• _INSTRUCTIONS TO FOLLOW_
Reproduce the data below in full and exclude every picture.

[Dataset items]
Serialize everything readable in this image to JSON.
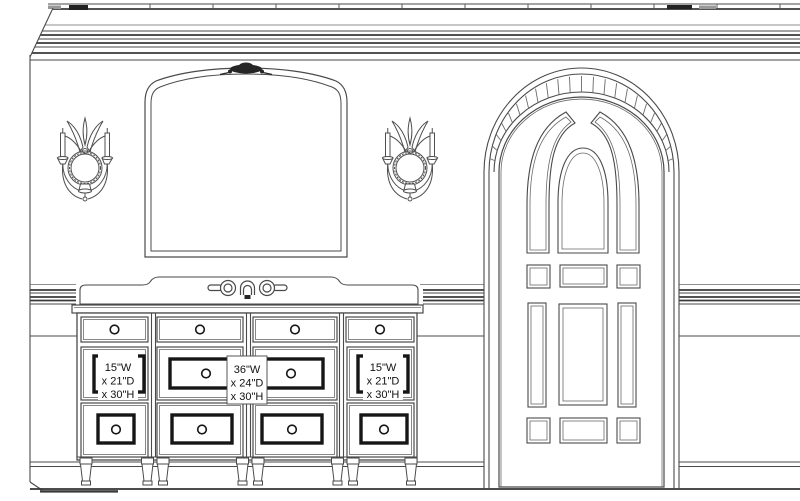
{
  "drawing": {
    "colors": {
      "background": "#ffffff",
      "line": "#4a4a4a",
      "dark_accent": "#1a1a1a"
    },
    "vanity_labels": {
      "left": {
        "line1": "15\"W",
        "line2": "x 21\"D",
        "line3": "x 30\"H"
      },
      "center": {
        "line1": "36\"W",
        "line2": "x 24\"D",
        "line3": "x 30\"H"
      },
      "right": {
        "line1": "15\"W",
        "line2": "x 21\"D",
        "line3": "x 30\"H"
      }
    }
  }
}
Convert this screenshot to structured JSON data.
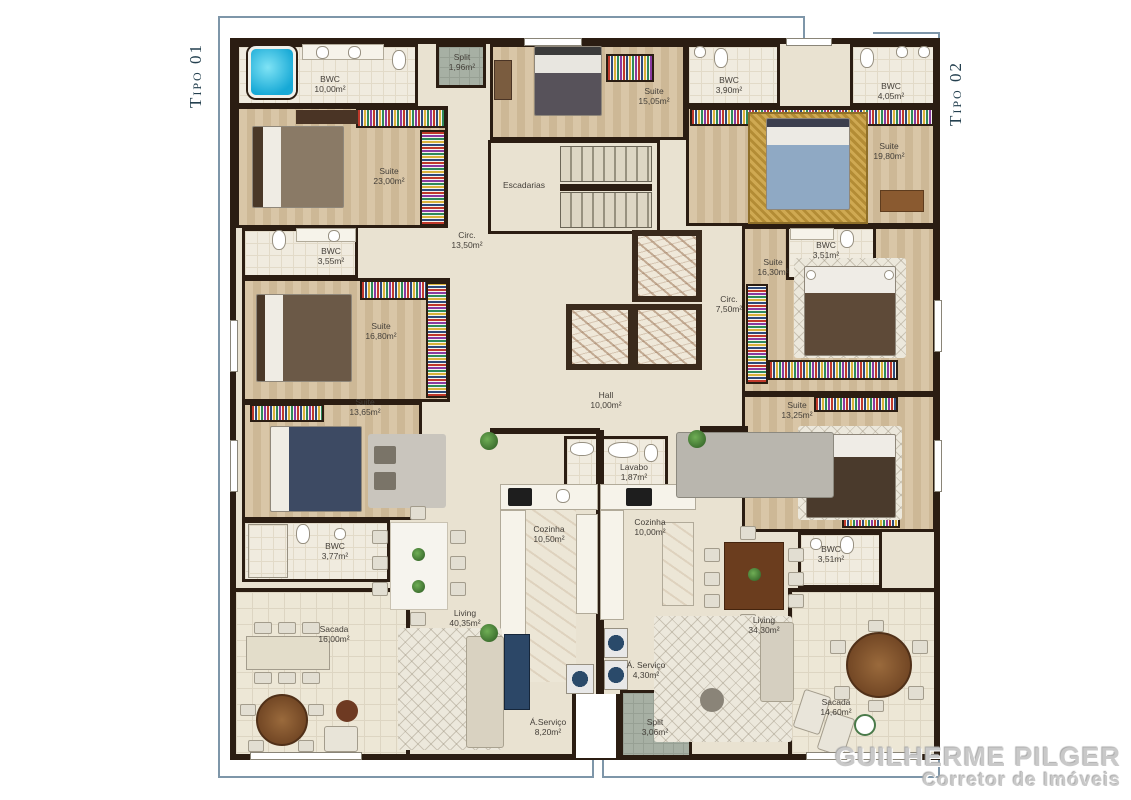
{
  "units": {
    "tipo01": {
      "label": "Tipo 01"
    },
    "tipo02": {
      "label": "Tipo 02"
    }
  },
  "rooms": {
    "bwc10": {
      "name": "BWC",
      "area": "10,00m²"
    },
    "split196": {
      "name": "Split",
      "area": "1,96m²"
    },
    "suite1505": {
      "name": "Suite",
      "area": "15,05m²"
    },
    "bwc390": {
      "name": "BWC",
      "area": "3,90m²"
    },
    "bwc405": {
      "name": "BWC",
      "area": "4,05m²"
    },
    "suite2300": {
      "name": "Suite",
      "area": "23,00m²"
    },
    "suite1980": {
      "name": "Suite",
      "area": "19,80m²"
    },
    "escadarias": {
      "name": "Escadarias",
      "area": ""
    },
    "circ1350": {
      "name": "Circ.",
      "area": "13,50m²"
    },
    "bwc355": {
      "name": "BWC",
      "area": "3,55m²"
    },
    "bwc351a": {
      "name": "BWC",
      "area": "3,51m²"
    },
    "suite1630": {
      "name": "Suite",
      "area": "16,30m²"
    },
    "suite1680": {
      "name": "Suite",
      "area": "16,80m²"
    },
    "circ750": {
      "name": "Circ.",
      "area": "7,50m²"
    },
    "hall": {
      "name": "Hall",
      "area": "10,00m²"
    },
    "suite1365": {
      "name": "Suite",
      "area": "13,65m²"
    },
    "suite1325": {
      "name": "Suite",
      "area": "13,25m²"
    },
    "lavabo": {
      "name": "Lavabo",
      "area": "1,87m²"
    },
    "bwc377": {
      "name": "BWC",
      "area": "3,77m²"
    },
    "cozinha1050": {
      "name": "Cozinha",
      "area": "10,50m²"
    },
    "cozinha1000": {
      "name": "Cozinha",
      "area": "10,00m²"
    },
    "bwc351b": {
      "name": "BWC",
      "area": "3,51m²"
    },
    "sacada16": {
      "name": "Sacada",
      "area": "16,00m²"
    },
    "living4035": {
      "name": "Living",
      "area": "40,35m²"
    },
    "living3430": {
      "name": "Living",
      "area": "34,30m²"
    },
    "aserv430": {
      "name": "Á. Serviço",
      "area": "4,30m²"
    },
    "aserv820": {
      "name": "Á.Serviço",
      "area": "8,20m²"
    },
    "split306": {
      "name": "Split",
      "area": "3,06m²"
    },
    "sacada1460": {
      "name": "Sacada",
      "area": "14,60m²"
    }
  },
  "watermark": {
    "name": "GUILHERME PILGER",
    "role": "Corretor de Imóveis"
  },
  "colors": {
    "wall": "#2b1d12",
    "floor": "#e9e2d1",
    "bracket": "#7e96a9",
    "accent_gold": "#c9a84c",
    "jacuzzi_blue": "#17a9d6"
  }
}
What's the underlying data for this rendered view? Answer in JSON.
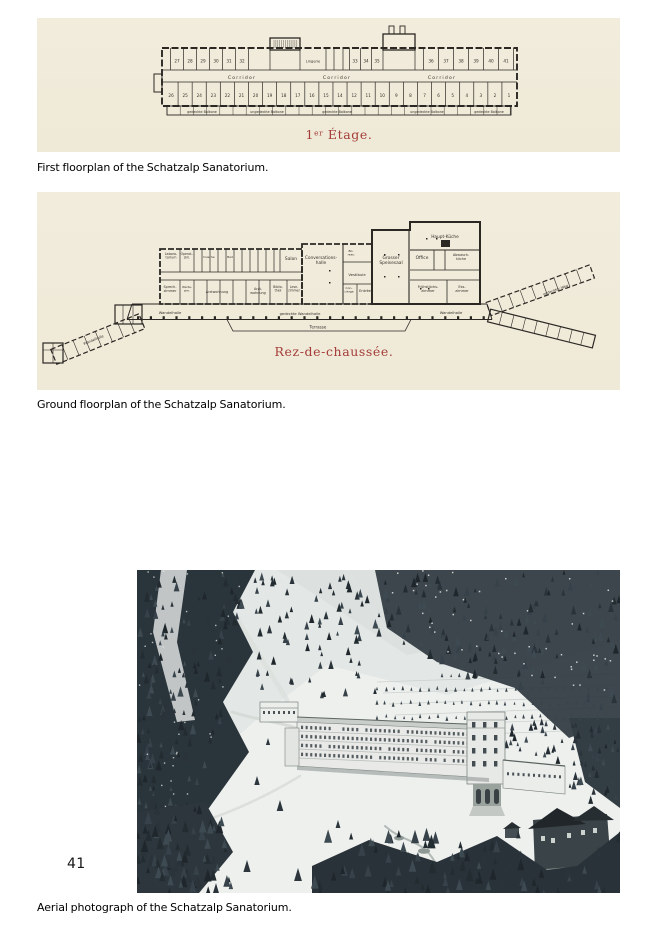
{
  "page": {
    "number": "41"
  },
  "colors": {
    "plan_paper": "#f0ead9",
    "plan_ink": "#2b2824",
    "plan_title_red": "#a43c38",
    "caption_text": "#000000"
  },
  "figures": [
    {
      "name": "first-floorplan",
      "caption": "First floorplan of the Schatzalp Sanatorium.",
      "plan": {
        "title": "1er Étage.",
        "corridors": [
          "Corridor",
          "Corridor",
          "Corridor"
        ],
        "rooms_top": [
          "27",
          "28",
          "29",
          "30",
          "31",
          "32",
          "33",
          "34",
          "35",
          "36",
          "37",
          "38",
          "39",
          "40",
          "41"
        ],
        "rooms_bottom": [
          "26",
          "25",
          "24",
          "23",
          "22",
          "21",
          "20",
          "19",
          "18",
          "17",
          "16",
          "15",
          "14",
          "12",
          "11",
          "10",
          "9",
          "8",
          "7",
          "6",
          "5",
          "4",
          "3",
          "2",
          "1"
        ],
        "linen_room": "Lingerie",
        "balconies": [
          "gedeckte Balkone",
          "ungedeckte Balkone",
          "gedeckte Balkone",
          "ungedeckte Balkone",
          "gedeckte Balkone"
        ]
      }
    },
    {
      "name": "ground-floorplan",
      "caption": "Ground floorplan of the Schatzalp Sanatorium.",
      "plan": {
        "title": "Rez-de-chaussée.",
        "rooms": [
          "Labora-\ntorium",
          "Operat.-\nzim.",
          "Dusche",
          "Bad",
          "Salon",
          "Conversations-\nhalle",
          "Bü-\nreau",
          "Vestibule",
          "Con-\ncierge",
          "Entrée",
          "Grosser\nSpeisesaal",
          "Office",
          "Haupt-Küche",
          "Abwasch-\nküche",
          "Frühstücks-\nzimmer",
          "Ess-\nzimmer",
          "Sprech-\nzimmer",
          "Warte-\nzim.",
          "Arztwohnung",
          "Arzt-\nwohnung",
          "Biblio-\nthek",
          "Lese-\nzimmer",
          "Wandelhalle",
          "gedeckte Wandelhalle",
          "Wandelhalle",
          "Terrasse",
          "Wandelhalle",
          "gedeckter Weg"
        ]
      }
    },
    {
      "name": "aerial-photo",
      "caption": "Aerial photograph of the Schatzalp Sanatorium."
    }
  ]
}
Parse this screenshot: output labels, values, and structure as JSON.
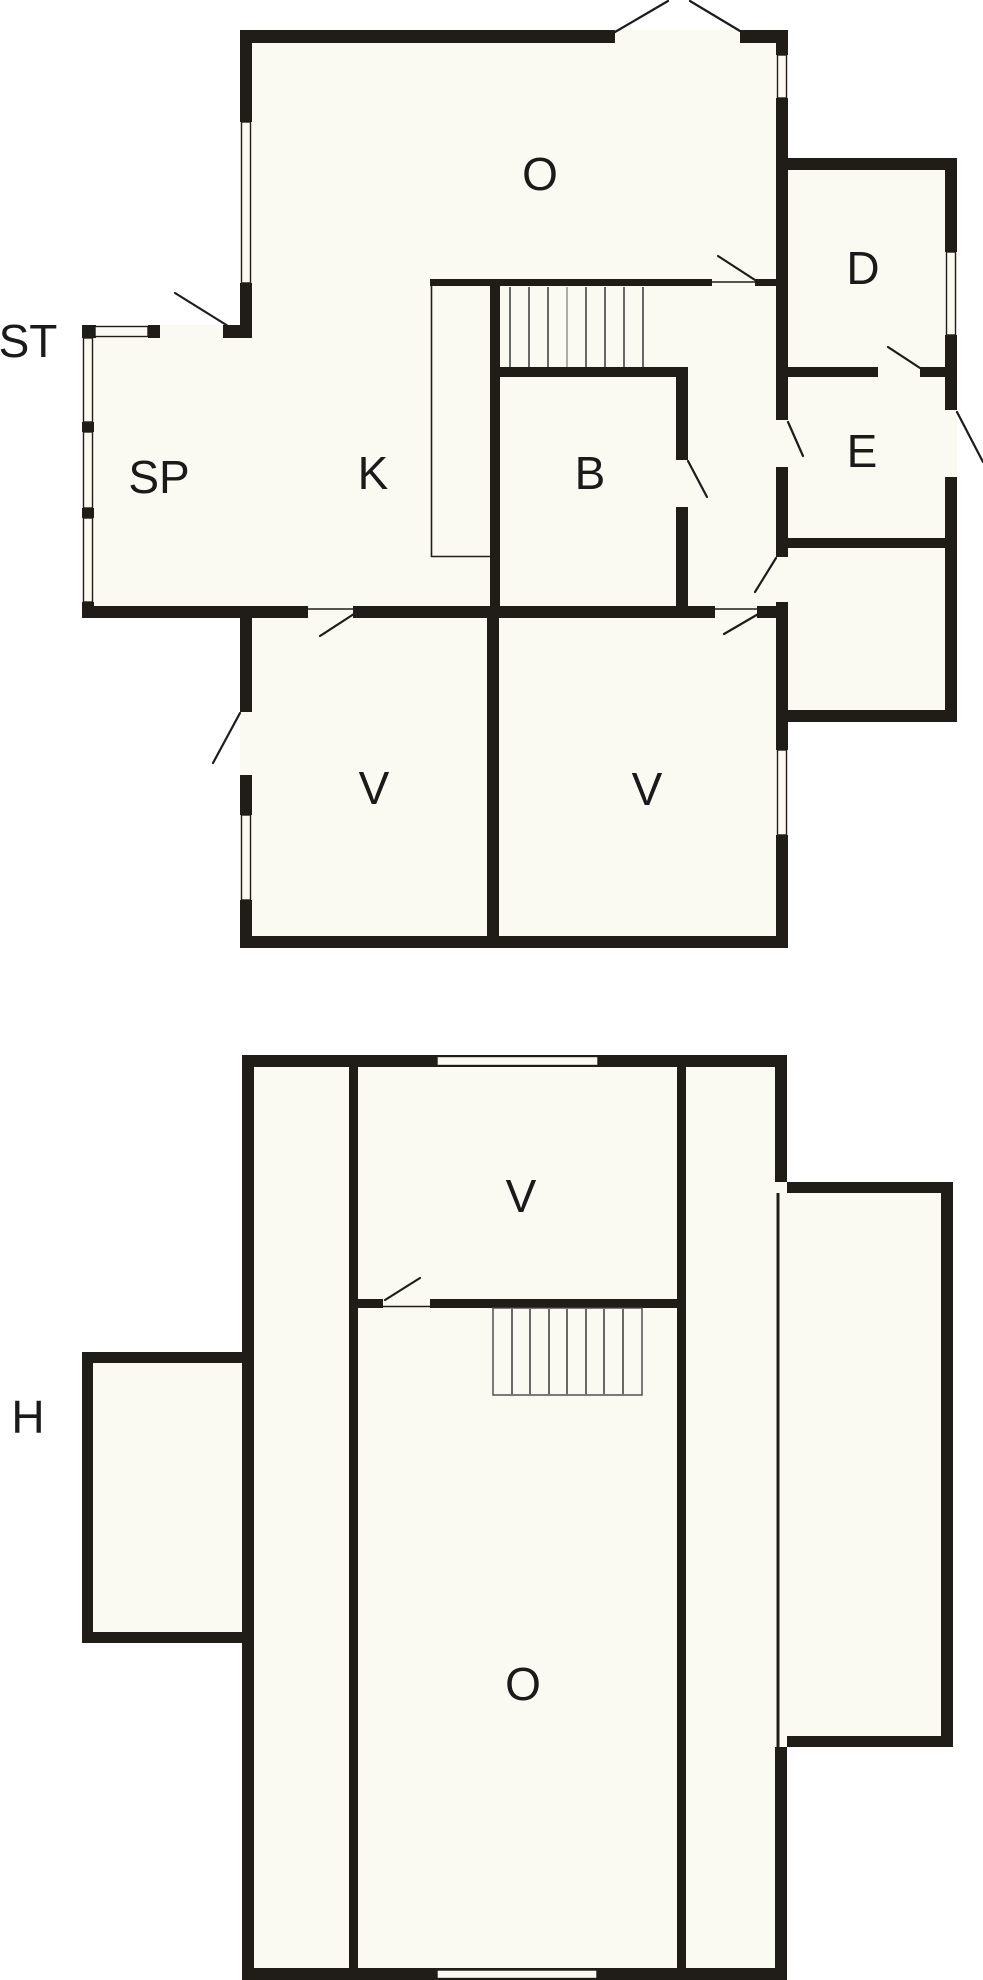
{
  "colors": {
    "wall": "#201d18",
    "floor": "#fbfaf2",
    "background": "#ffffff",
    "label": "#1a1a1a",
    "stair_mid_line": "#8a8a8a"
  },
  "upper_plan": {
    "labels": {
      "o": "O",
      "d": "D",
      "st": "ST",
      "sp": "SP",
      "k": "K",
      "b": "B",
      "e": "E",
      "v_left": "V",
      "v_right": "V"
    }
  },
  "lower_plan": {
    "labels": {
      "v": "V",
      "h": "H",
      "o": "O"
    }
  }
}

• _RESPONSE TO THE EXERCISE_
Serialize everything readable in this image to JSON.
{
  "drawing": {
    "colors": {
      "background": "#ffffff",
      "line": "#4a4a4a",
      "dark_accent": "#1a1a1a"
    },
    "vanity_labels": {
      "left": {
        "line1": "15\"W",
        "line2": "x 21\"D",
        "line3": "x 30\"H"
      },
      "center": {
        "line1": "36\"W",
        "line2": "x 24\"D",
        "line3": "x 30\"H"
      },
      "right": {
        "line1": "15\"W",
        "line2": "x 21\"D",
        "line3": "x 30\"H"
      }
    }
  }
}
Convert this screenshot to structured JSON data.
{
  "units": {
    "tipo01": {
      "label": "Tipo 01"
    },
    "tipo02": {
      "label": "Tipo 02"
    }
  },
  "rooms": {
    "bwc10": {
      "name": "BWC",
      "area": "10,00m²"
    },
    "split196": {
      "name": "Split",
      "area": "1,96m²"
    },
    "suite1505": {
      "name": "Suite",
      "area": "15,05m²"
    },
    "bwc390": {
      "name": "BWC",
      "area": "3,90m²"
    },
    "bwc405": {
      "name": "BWC",
      "area": "4,05m²"
    },
    "suite2300": {
      "name": "Suite",
      "area": "23,00m²"
    },
    "suite1980": {
      "name": "Suite",
      "area": "19,80m²"
    },
    "escadarias": {
      "name": "Escadarias",
      "area": ""
    },
    "circ1350": {
      "name": "Circ.",
      "area": "13,50m²"
    },
    "bwc355": {
      "name": "BWC",
      "area": "3,55m²"
    },
    "bwc351a": {
      "name": "BWC",
      "area": "3,51m²"
    },
    "suite1630": {
      "name": "Suite",
      "area": "16,30m²"
    },
    "suite1680": {
      "name": "Suite",
      "area": "16,80m²"
    },
    "circ750": {
      "name": "Circ.",
      "area": "7,50m²"
    },
    "hall": {
      "name": "Hall",
      "area": "10,00m²"
    },
    "suite1365": {
      "name": "Suite",
      "area": "13,65m²"
    },
    "suite1325": {
      "name": "Suite",
      "area": "13,25m²"
    },
    "lavabo": {
      "name": "Lavabo",
      "area": "1,87m²"
    },
    "bwc377": {
      "name": "BWC",
      "area": "3,77m²"
    },
    "cozinha1050": {
      "name": "Cozinha",
      "area": "10,50m²"
    },
    "cozinha1000": {
      "name": "Cozinha",
      "area": "10,00m²"
    },
    "bwc351b": {
      "name": "BWC",
      "area": "3,51m²"
    },
    "sacada16": {
      "name": "Sacada",
      "area": "16,00m²"
    },
    "living4035": {
      "name": "Living",
      "area": "40,35m²"
    },
    "living3430": {
      "name": "Living",
      "area": "34,30m²"
    },
    "aserv430": {
      "name": "Á. Serviço",
      "area": "4,30m²"
    },
    "aserv820": {
      "name": "Á.Serviço",
      "area": "8,20m²"
    },
    "split306": {
      "name": "Split",
      "area": "3,06m²"
    },
    "sacada1460": {
      "name": "Sacada",
      "area": "14,60m²"
    }
  },
  "watermark": {
    "name": "GUILHERME PILGER",
    "role": "Corretor de Imóveis"
  },
  "colors": {
    "wall": "#2b1d12",
    "floor": "#e9e2d1",
    "bracket": "#7e96a9",
    "accent_gold": "#c9a84c",
    "jacuzzi_blue": "#17a9d6"
  }
}
What's the underlying data for this rendered view? Answer in JSON.
{
  "page": {
    "number": "41"
  },
  "colors": {
    "plan_paper": "#f0ead9",
    "plan_ink": "#2b2824",
    "plan_title_red": "#a43c38",
    "caption_text": "#000000"
  },
  "figures": [
    {
      "name": "first-floorplan",
      "caption": "First floorplan of the Schatzalp Sanatorium.",
      "plan": {
        "title": "1er Étage.",
        "corridors": [
          "Corridor",
          "Corridor",
          "Corridor"
        ],
        "rooms_top": [
          "27",
          "28",
          "29",
          "30",
          "31",
          "32",
          "33",
          "34",
          "35",
          "36",
          "37",
          "38",
          "39",
          "40",
          "41"
        ],
        "rooms_bottom": [
          "26",
          "25",
          "24",
          "23",
          "22",
          "21",
          "20",
          "19",
          "18",
          "17",
          "16",
          "15",
          "14",
          "12",
          "11",
          "10",
          "9",
          "8",
          "7",
          "6",
          "5",
          "4",
          "3",
          "2",
          "1"
        ],
        "linen_room": "Lingerie",
        "balconies": [
          "gedeckte Balkone",
          "ungedeckte Balkone",
          "gedeckte Balkone",
          "ungedeckte Balkone",
          "gedeckte Balkone"
        ]
      }
    },
    {
      "name": "ground-floorplan",
      "caption": "Ground floorplan of the Schatzalp Sanatorium.",
      "plan": {
        "title": "Rez-de-chaussée.",
        "rooms": [
          "Labora-\ntorium",
          "Operat.-\nzim.",
          "Dusche",
          "Bad",
          "Salon",
          "Conversations-\nhalle",
          "Bü-\nreau",
          "Vestibule",
          "Con-\ncierge",
          "Entrée",
          "Grosser\nSpeisesaal",
          "Office",
          "Haupt-Küche",
          "Abwasch-\nküche",
          "Frühstücks-\nzimmer",
          "Ess-\nzimmer",
          "Sprech-\nzimmer",
          "Warte-\nzim.",
          "Arztwohnung",
          "Arzt-\nwohnung",
          "Biblio-\nthek",
          "Lese-\nzimmer",
          "Wandelhalle",
          "gedeckte Wandelhalle",
          "Wandelhalle",
          "Terrasse",
          "Wandelhalle",
          "gedeckter Weg"
        ]
      }
    },
    {
      "name": "aerial-photo",
      "caption": "Aerial photograph of the Schatzalp Sanatorium."
    }
  ]
}
Parse this screenshot: output labels, values, and structure as JSON.
{
  "colors": {
    "wall": "#201d18",
    "floor": "#fbfaf2",
    "background": "#ffffff",
    "label": "#1a1a1a",
    "stair_mid_line": "#8a8a8a"
  },
  "upper_plan": {
    "labels": {
      "o": "O",
      "d": "D",
      "st": "ST",
      "sp": "SP",
      "k": "K",
      "b": "B",
      "e": "E",
      "v_left": "V",
      "v_right": "V"
    }
  },
  "lower_plan": {
    "labels": {
      "v": "V",
      "h": "H",
      "o": "O"
    }
  }
}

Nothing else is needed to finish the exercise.